• **Exercícios**
1. Segundo o artigo sobre a França e a Europa, quantos deputados da Frente Nacional os cidadãos franceses enviaram para Estrasburgo?
2. No artigo sobre a França e a Europa, reproduza tudo desde "Nas eleições europeias" até "hoje terá lugar.".
3. Indique todos os países europeus nomeados no artigo sobre a França e a Europa.

• **Texto selecionado**
----
França, o “grande problema” da Europa

Nas europeias, a França foi o único país que colocou em primeiro lugar um partido que defende a saída da UE
Jorge Almeida Fernandes / 29-3-2015 / PÚBLICO

A França tornou-se o “grande problema” da Europa, diz o antigo primeiro-ministro italiano Mario Monti. Afirmou ao diário britânico The Telegraph na véspera da primeira volta das eleições departamentais: “Nos últimos anos vimos a França retroceder em termos de resultados económicos, em termos do cumprimento das regras europeias e, sobretudo, em termos da opinião pública doméstica: que se está a voltar cada vez mais contra a Europa.”
Preocupam-no as campanhas antieuro na Itália, em Portugal ou na Grécia. Mas o caso francês tem outra dimensão. Foi a França e não a Alemanha que impôs o euro, a que os alemães aderiram sem entusiasmo para obter luz verde para reunificar as duas Alemanhas. Um quarto dos franceses votam numa formação marcadamente antieuro, a Frente Nacional (FN), enquanto parte da elite política — à esquerda e à direita — cultiva o eurocepticismo em vários tons.
“A França é o grande problema da União Europeia, porque toda a sua construção teve como alicerce uma sólida entente franco-alemã. Sem isto, a Europa terá um triste destino. Vemos que este forte eixo já não é tão forte como antes.”
Monti responsabiliza ainda os dirigentes europeus pelo crescimento do populismo antieuro: “Os líderes políticos em muitos Estados estão obcecados com a próxima eleição doméstica e pouco fazem para ajudar a população a ver as vantagens da construção europeia.”
Nas eleições europeias de 2014, a França foi o único país europeu que colocou em primeiro lugar um partido que defende abertamente a saída da UE. “O outro país do eurocepticismo, ao lado da Grã-Bretanha, é agora a França”, assinala o correspondente do Libération em Bruxelas. A responsabilidade é também dos cidadãos: “Foram eles quem enviou para Estrasburgo 24 deputados FN (em 74 a que a França tem direito).”
O Financial Times equacionou assim o problema: “O elo fraco da Europa são os eleitores.” É o voto “em partidos anti-sistema que rejeitam o consenso europeu sobre o modo de preservar a moeda única”. Protestam contra a austeridade ou a degradação económica, contra o imigrante ou o estrangeiro em geral, contra a insegurança ou contra a “casta política”.
Este é o pano de fundo para a avaliação dos resultados da segunda volta das eleições francesas que hoje terá lugar.
----
• **Dados**
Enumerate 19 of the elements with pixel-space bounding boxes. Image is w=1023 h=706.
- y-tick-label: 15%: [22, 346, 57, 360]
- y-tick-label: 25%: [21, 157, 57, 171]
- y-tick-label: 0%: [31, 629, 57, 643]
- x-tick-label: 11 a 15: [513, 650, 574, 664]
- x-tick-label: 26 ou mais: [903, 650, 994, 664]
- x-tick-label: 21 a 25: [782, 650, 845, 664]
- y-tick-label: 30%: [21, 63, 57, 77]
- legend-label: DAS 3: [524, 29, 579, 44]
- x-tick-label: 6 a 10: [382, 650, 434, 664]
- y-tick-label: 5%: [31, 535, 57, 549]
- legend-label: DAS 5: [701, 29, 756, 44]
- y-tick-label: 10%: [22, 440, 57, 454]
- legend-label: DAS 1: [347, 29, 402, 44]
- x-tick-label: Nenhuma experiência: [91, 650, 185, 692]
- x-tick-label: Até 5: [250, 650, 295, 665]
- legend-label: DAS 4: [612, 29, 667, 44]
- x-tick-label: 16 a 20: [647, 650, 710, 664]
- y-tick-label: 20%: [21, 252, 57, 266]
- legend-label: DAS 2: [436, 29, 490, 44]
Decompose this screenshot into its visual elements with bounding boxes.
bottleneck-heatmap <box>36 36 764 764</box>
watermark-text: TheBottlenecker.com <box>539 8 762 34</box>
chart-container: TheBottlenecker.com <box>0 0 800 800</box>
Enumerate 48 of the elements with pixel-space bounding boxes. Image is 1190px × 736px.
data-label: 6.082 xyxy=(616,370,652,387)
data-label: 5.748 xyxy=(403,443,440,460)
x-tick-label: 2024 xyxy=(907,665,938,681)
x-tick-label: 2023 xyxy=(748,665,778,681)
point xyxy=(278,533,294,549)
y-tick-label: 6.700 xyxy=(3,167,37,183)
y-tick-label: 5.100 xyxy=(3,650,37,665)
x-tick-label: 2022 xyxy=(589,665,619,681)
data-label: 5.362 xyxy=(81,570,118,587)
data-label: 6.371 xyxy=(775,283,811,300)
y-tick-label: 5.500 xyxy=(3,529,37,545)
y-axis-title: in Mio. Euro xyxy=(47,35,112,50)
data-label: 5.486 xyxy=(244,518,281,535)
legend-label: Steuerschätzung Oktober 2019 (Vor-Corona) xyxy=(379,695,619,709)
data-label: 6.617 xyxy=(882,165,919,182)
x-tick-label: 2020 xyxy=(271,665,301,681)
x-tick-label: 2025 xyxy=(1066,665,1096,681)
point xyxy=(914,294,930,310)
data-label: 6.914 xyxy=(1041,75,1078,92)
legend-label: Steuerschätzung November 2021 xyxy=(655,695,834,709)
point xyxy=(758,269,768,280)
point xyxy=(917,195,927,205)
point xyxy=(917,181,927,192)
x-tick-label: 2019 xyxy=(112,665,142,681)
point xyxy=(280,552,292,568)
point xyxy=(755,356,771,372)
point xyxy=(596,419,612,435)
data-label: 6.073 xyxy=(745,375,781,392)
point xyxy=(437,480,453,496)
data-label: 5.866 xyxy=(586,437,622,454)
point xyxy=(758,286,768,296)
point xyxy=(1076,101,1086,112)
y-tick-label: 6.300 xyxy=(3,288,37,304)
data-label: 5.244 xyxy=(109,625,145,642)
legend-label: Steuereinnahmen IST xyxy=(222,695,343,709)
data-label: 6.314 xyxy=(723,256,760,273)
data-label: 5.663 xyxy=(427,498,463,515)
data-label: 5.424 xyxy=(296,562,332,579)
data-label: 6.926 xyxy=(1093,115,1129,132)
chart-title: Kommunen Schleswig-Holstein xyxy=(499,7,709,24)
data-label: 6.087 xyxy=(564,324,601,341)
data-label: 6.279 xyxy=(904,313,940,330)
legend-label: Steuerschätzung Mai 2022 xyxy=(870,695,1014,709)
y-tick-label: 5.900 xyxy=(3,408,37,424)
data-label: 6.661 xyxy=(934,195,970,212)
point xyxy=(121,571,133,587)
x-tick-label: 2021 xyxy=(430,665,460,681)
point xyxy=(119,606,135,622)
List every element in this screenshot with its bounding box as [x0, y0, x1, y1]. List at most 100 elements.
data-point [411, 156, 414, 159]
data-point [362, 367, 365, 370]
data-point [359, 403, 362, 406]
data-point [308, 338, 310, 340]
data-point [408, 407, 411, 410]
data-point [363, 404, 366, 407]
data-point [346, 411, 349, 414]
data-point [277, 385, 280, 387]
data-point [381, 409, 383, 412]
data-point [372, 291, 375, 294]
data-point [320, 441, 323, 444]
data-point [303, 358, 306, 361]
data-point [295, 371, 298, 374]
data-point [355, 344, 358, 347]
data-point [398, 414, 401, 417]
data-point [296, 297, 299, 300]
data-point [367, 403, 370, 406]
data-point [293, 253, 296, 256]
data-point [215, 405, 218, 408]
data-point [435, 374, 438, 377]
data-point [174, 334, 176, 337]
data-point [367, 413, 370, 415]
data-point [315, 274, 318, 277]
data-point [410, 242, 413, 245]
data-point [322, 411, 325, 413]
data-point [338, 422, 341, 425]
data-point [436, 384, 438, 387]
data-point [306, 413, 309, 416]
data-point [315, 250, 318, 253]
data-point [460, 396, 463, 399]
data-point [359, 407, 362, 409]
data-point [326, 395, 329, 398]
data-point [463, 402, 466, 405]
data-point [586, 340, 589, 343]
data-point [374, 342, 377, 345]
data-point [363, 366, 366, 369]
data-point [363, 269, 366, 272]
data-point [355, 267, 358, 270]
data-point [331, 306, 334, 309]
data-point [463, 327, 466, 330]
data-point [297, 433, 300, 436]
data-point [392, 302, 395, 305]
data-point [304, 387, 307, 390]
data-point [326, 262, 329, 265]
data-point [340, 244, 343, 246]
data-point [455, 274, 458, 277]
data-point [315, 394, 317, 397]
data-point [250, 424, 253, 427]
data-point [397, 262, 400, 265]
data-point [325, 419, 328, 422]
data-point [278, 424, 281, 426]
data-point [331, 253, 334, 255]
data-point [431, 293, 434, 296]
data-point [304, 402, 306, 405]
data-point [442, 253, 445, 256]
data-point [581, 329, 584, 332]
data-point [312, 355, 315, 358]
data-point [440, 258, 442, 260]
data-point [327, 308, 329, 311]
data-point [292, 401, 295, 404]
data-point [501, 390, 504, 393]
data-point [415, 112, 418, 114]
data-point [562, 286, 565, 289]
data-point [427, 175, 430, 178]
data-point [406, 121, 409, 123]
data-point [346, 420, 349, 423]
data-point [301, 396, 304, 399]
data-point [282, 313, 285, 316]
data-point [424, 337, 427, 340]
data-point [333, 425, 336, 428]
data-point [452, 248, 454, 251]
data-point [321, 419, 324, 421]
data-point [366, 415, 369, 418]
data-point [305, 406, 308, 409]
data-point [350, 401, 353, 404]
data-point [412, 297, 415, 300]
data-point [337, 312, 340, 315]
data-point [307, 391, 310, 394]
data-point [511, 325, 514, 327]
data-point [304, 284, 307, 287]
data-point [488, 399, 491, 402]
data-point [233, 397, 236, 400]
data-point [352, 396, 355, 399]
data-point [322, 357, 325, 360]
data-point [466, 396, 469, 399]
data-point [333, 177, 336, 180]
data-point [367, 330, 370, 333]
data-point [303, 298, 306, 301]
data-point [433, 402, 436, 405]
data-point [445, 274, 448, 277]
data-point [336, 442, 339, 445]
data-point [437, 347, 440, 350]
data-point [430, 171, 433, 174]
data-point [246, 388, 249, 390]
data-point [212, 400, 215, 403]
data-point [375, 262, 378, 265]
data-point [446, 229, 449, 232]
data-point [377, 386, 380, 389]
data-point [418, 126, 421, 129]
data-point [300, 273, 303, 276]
----
• **Respostas**
1. Enviaram 24 deputados da Frente Nacional, num total de 74 a que a França tem direito.

2.
Nas eleições europeias de 2014, a França foi o único país europeu que colocou em primeiro lugar um partido que defende abertamente a saída da UE. “O outro país do eurocepticismo, ao lado da Grã-Bretanha, é agora a França”, assinala o correspondente do Libération em Bruxelas. A responsabilidade é também dos cidadãos: “Foram eles quem enviou para Estrasburgo 24 deputados FN (em 74 a que a França tem direito).”
O Financial Times equacionou assim o problema: “O elo fraco da Europa são os eleitores.” É o voto “em partidos anti-sistema que rejeitam o consenso europeu sobre o modo de preservar a moeda única”. Protestam contra a austeridade ou a degradação económica, contra o imigrante ou o estrangeiro em geral, contra a insegurança ou contra a “casta política”.
Este é o pano de fundo para a avaliação dos resultados da segunda volta das eleições francesas que hoje terá lugar.

3. França, Itália, Portugal, Grécia, Alemanha e Grã-Bretanha.